PROMPT - Images embedded in the records are excluded; print everything else exactly as given.

Stored items from a collection -
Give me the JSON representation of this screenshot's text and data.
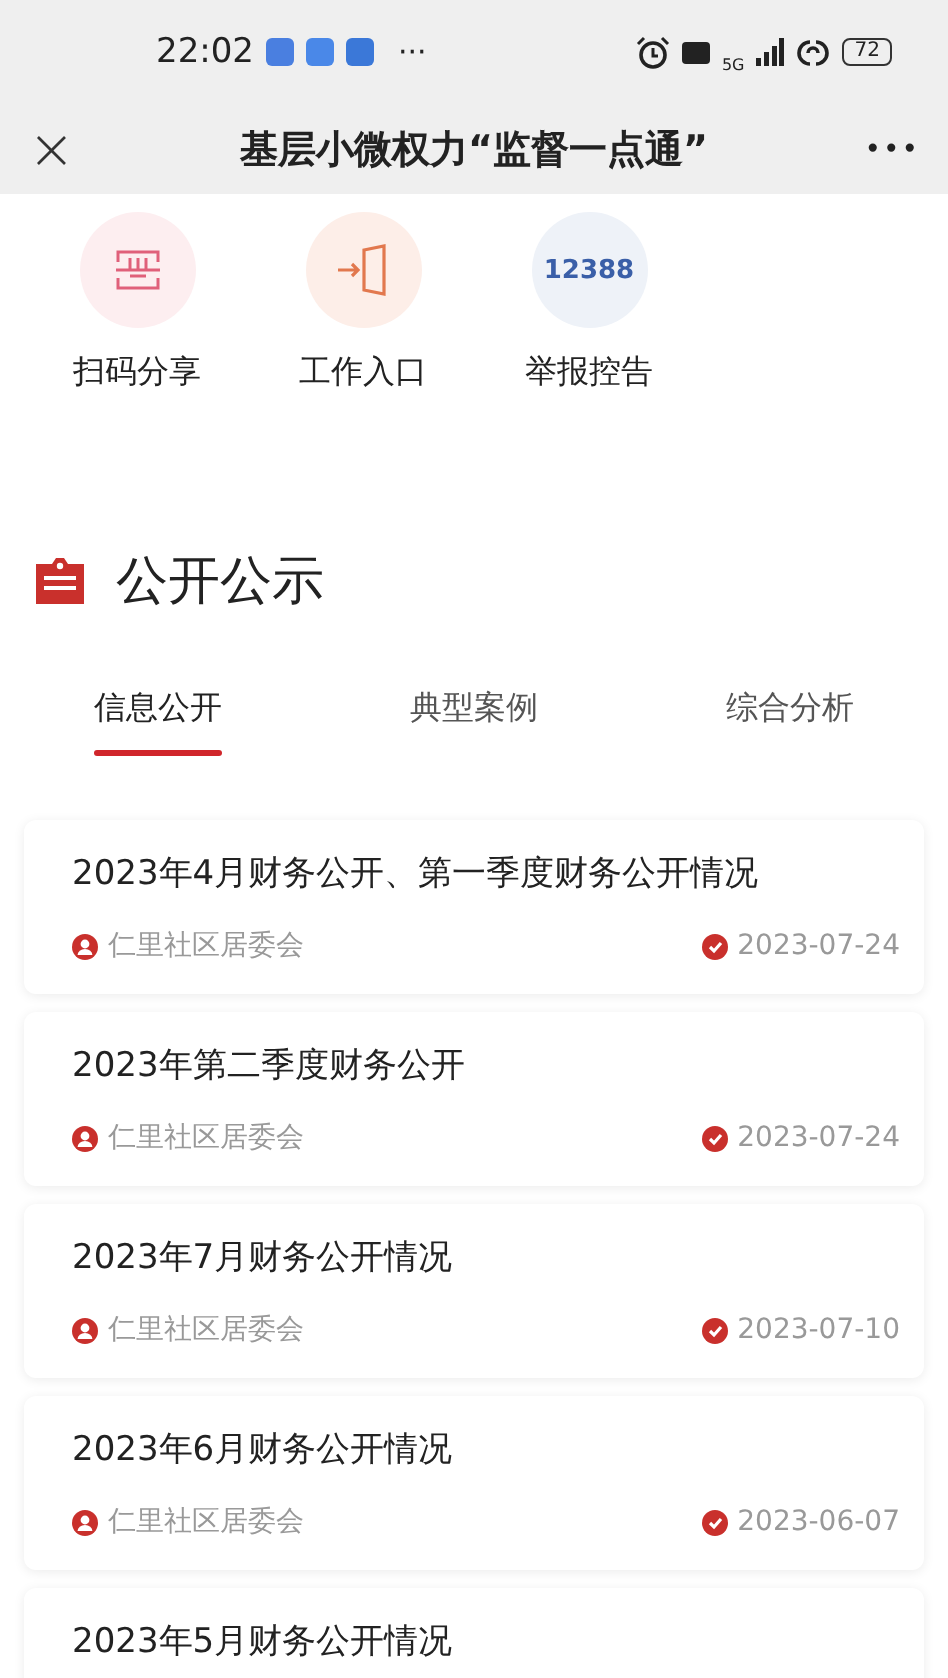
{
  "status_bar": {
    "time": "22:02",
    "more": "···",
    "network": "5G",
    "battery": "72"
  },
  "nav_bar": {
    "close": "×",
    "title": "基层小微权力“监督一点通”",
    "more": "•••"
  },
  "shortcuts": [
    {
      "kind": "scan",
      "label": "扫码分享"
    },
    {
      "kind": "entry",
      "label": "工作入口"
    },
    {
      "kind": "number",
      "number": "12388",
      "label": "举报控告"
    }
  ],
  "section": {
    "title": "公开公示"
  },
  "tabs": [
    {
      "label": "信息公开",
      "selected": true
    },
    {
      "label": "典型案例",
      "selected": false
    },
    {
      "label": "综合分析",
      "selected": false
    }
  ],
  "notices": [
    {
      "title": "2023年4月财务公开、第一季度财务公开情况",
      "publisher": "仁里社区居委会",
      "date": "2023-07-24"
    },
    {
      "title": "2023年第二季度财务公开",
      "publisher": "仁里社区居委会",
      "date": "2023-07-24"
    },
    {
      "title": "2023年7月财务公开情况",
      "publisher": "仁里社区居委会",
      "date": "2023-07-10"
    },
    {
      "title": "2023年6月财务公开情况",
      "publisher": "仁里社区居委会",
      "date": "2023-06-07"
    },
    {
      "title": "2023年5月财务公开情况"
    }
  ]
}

THE SOLUTION -
Give me the JSON representation of this screenshot's text and data.
{
  "status_bar": {
    "time": "22:02",
    "more": "···",
    "network": "5G",
    "battery": "72"
  },
  "nav_bar": {
    "close": "×",
    "title": "基层小微权力“监督一点通”",
    "more": "•••"
  },
  "shortcuts": [
    {
      "kind": "scan",
      "label": "扫码分享"
    },
    {
      "kind": "entry",
      "label": "工作入口"
    },
    {
      "kind": "number",
      "number": "12388",
      "label": "举报控告"
    }
  ],
  "section": {
    "title": "公开公示"
  },
  "tabs": [
    {
      "label": "信息公开",
      "selected": true
    },
    {
      "label": "典型案例",
      "selected": false
    },
    {
      "label": "综合分析",
      "selected": false
    }
  ],
  "notices": [
    {
      "title": "2023年4月财务公开、第一季度财务公开情况",
      "publisher": "仁里社区居委会",
      "date": "2023-07-24"
    },
    {
      "title": "2023年第二季度财务公开",
      "publisher": "仁里社区居委会",
      "date": "2023-07-24"
    },
    {
      "title": "2023年7月财务公开情况",
      "publisher": "仁里社区居委会",
      "date": "2023-07-10"
    },
    {
      "title": "2023年6月财务公开情况",
      "publisher": "仁里社区居委会",
      "date": "2023-06-07"
    },
    {
      "title": "2023年5月财务公开情况"
    }
  ]
}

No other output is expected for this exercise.